### YOUR TASK
Set out every line bearing the string "meeting".

### DATA PROVIDED
-- -- --

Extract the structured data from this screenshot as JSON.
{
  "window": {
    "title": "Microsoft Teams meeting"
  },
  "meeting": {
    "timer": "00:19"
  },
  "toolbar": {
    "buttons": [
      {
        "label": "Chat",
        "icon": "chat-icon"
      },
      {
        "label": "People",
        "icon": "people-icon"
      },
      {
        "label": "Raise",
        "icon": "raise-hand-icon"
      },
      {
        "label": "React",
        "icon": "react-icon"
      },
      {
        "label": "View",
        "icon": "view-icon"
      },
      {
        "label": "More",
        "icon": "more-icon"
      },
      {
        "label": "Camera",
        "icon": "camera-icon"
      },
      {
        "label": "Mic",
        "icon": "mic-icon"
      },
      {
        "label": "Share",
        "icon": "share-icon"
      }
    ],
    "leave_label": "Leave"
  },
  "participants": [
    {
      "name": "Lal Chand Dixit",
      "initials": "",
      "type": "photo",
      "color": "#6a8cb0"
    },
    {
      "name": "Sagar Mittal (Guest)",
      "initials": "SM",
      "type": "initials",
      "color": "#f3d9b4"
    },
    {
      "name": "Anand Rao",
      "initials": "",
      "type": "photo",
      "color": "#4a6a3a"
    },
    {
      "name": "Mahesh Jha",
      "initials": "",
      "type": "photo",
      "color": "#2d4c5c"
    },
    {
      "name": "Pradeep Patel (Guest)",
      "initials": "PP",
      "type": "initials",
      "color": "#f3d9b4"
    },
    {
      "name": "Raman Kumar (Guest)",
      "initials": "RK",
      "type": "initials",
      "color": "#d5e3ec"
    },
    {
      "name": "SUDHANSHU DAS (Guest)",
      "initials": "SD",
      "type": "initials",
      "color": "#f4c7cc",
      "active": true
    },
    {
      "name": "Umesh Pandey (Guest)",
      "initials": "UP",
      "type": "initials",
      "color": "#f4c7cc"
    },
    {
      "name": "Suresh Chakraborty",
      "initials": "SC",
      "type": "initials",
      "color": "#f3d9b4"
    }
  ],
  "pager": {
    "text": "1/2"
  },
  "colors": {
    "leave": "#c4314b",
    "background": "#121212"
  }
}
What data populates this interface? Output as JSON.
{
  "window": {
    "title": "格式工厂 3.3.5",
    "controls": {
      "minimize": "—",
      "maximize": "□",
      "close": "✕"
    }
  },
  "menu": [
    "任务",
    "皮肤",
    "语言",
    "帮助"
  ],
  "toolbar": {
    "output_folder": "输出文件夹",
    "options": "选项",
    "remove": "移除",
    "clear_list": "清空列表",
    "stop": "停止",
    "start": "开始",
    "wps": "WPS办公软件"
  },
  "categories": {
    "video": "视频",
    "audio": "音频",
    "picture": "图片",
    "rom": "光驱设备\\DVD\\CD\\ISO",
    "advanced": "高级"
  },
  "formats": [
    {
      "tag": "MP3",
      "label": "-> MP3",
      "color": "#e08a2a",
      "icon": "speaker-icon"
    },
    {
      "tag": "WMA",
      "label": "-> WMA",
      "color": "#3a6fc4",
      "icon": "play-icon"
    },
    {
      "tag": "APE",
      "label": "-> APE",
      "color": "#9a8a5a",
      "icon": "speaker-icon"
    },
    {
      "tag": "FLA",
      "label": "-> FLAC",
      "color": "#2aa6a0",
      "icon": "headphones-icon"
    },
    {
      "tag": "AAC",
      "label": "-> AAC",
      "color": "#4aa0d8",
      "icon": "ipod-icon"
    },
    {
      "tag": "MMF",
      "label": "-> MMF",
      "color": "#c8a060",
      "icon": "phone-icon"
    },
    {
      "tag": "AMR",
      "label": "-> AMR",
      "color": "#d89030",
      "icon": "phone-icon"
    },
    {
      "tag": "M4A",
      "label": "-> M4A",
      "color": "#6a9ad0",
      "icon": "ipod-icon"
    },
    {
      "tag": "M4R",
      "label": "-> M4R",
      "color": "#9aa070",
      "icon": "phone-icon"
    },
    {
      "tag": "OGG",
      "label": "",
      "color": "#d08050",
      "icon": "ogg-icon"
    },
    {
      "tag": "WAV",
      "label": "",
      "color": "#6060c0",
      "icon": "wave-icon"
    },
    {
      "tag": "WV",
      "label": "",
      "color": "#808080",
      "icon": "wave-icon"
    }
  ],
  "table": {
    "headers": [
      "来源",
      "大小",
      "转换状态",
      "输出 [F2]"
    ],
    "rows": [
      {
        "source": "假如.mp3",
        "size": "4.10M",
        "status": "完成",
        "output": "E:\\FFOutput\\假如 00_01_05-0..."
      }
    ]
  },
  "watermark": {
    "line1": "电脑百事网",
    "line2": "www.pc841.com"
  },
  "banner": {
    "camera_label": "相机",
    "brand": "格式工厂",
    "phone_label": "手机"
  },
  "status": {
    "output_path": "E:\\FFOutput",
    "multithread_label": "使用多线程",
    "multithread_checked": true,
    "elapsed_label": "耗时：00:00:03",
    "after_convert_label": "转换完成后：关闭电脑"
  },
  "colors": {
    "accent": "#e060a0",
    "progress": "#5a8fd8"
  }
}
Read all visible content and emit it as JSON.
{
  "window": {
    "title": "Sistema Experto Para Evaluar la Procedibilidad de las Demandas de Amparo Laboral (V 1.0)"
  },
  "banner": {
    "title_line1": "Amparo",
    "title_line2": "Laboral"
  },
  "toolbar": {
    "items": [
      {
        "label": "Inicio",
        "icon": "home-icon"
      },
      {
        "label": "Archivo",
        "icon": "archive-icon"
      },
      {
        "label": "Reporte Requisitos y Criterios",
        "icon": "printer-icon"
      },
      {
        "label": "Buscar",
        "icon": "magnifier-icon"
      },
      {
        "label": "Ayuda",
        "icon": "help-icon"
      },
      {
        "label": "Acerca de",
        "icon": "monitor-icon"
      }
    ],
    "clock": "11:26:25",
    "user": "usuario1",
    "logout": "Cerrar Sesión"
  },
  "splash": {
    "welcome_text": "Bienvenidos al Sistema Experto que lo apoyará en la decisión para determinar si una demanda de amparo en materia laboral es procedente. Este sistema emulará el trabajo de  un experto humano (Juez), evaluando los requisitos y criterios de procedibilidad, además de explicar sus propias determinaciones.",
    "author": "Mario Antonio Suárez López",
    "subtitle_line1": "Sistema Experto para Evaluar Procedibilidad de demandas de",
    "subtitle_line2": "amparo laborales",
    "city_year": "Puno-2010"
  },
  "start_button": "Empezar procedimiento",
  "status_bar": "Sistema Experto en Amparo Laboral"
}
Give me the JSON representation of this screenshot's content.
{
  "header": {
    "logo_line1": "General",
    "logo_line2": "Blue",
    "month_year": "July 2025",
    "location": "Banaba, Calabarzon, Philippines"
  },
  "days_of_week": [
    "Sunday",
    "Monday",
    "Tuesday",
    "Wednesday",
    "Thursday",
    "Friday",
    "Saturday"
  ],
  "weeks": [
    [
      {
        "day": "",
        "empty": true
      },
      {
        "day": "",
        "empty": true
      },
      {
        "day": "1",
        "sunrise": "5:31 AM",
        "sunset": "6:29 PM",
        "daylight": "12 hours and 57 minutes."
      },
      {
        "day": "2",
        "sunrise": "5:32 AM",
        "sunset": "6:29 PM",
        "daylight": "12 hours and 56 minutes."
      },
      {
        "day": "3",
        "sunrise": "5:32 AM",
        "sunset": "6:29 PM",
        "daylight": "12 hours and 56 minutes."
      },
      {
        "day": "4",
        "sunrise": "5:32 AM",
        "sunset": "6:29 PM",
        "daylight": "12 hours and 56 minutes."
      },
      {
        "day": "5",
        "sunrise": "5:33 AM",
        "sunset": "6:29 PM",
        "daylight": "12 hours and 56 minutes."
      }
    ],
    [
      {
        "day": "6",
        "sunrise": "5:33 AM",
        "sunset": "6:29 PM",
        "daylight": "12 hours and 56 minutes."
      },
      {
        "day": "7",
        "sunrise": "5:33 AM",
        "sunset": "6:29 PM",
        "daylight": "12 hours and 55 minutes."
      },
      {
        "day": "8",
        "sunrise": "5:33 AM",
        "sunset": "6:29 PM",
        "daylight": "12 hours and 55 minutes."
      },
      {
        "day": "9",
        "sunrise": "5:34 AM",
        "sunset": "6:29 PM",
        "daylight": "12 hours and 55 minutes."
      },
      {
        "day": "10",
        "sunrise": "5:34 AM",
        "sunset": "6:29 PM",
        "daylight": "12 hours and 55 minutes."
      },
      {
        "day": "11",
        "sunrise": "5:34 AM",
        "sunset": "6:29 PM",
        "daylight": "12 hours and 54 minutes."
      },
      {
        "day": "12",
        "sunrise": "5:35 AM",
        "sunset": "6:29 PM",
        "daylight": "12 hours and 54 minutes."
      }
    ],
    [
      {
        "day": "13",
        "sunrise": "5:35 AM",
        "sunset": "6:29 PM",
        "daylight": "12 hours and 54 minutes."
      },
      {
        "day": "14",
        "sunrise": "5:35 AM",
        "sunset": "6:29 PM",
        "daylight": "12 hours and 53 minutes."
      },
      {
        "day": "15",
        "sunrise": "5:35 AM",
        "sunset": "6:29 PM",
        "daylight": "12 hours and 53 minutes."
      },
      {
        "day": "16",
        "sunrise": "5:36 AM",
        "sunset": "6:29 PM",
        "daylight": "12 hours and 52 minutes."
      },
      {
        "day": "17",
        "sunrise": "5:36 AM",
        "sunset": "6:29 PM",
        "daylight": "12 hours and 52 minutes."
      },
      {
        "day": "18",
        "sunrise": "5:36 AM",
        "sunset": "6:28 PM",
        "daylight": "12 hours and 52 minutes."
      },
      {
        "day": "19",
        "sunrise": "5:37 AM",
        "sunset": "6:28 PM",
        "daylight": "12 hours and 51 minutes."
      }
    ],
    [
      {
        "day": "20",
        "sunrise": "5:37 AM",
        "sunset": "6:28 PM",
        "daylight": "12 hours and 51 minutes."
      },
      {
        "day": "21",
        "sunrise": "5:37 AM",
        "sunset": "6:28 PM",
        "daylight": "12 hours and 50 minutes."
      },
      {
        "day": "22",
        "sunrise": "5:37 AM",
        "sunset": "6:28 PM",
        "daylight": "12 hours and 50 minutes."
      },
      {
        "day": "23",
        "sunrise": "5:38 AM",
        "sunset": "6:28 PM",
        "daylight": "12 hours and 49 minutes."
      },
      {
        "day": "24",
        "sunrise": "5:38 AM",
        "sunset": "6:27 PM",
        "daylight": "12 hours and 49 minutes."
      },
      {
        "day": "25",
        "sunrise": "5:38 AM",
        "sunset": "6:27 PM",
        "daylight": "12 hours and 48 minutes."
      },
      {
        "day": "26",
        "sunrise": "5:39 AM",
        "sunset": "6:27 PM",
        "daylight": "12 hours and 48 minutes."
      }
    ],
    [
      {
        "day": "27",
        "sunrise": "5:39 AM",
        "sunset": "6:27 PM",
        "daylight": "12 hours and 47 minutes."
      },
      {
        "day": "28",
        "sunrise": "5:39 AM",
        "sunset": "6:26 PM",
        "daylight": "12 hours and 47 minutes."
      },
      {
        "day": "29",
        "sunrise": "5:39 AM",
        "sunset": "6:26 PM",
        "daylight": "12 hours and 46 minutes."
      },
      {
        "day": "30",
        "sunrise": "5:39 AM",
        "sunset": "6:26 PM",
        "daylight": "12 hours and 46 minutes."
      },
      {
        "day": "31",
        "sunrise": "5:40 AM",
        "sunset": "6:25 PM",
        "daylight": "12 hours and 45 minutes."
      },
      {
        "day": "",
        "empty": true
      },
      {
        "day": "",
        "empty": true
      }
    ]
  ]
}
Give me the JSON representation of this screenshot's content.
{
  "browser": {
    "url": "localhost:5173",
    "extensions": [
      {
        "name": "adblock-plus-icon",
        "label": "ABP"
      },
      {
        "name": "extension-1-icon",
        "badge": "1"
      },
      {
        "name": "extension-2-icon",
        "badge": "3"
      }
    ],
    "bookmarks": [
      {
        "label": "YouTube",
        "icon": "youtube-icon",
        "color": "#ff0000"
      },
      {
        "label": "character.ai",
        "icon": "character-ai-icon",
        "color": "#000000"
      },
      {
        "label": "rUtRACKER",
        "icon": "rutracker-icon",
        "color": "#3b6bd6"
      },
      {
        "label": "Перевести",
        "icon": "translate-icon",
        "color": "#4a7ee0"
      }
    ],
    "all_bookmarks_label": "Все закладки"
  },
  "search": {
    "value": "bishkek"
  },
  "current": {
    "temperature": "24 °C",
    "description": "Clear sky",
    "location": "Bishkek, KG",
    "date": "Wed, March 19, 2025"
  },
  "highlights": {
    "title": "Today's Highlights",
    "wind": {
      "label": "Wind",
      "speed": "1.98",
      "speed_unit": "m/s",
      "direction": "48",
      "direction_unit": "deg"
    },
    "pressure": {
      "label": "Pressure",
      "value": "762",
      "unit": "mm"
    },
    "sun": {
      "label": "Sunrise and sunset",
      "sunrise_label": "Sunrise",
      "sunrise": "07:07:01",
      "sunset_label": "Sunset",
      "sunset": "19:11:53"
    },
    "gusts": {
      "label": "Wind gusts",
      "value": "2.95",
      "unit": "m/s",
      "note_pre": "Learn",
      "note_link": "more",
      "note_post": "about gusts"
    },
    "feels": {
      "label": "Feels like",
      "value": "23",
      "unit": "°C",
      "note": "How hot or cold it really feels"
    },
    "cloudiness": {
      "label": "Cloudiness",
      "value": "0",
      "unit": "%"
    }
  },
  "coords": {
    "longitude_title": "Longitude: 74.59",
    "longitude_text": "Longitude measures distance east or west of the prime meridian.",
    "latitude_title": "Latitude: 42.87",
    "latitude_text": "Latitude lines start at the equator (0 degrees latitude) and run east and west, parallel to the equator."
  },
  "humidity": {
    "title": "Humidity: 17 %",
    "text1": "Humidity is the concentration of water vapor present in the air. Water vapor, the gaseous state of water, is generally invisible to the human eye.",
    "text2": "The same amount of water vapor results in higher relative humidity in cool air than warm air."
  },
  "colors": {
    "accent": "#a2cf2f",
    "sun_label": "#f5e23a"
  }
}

-- -- --

### FINAL RESULT
    "title": "Microsoft Teams meeting"
  "meeting": {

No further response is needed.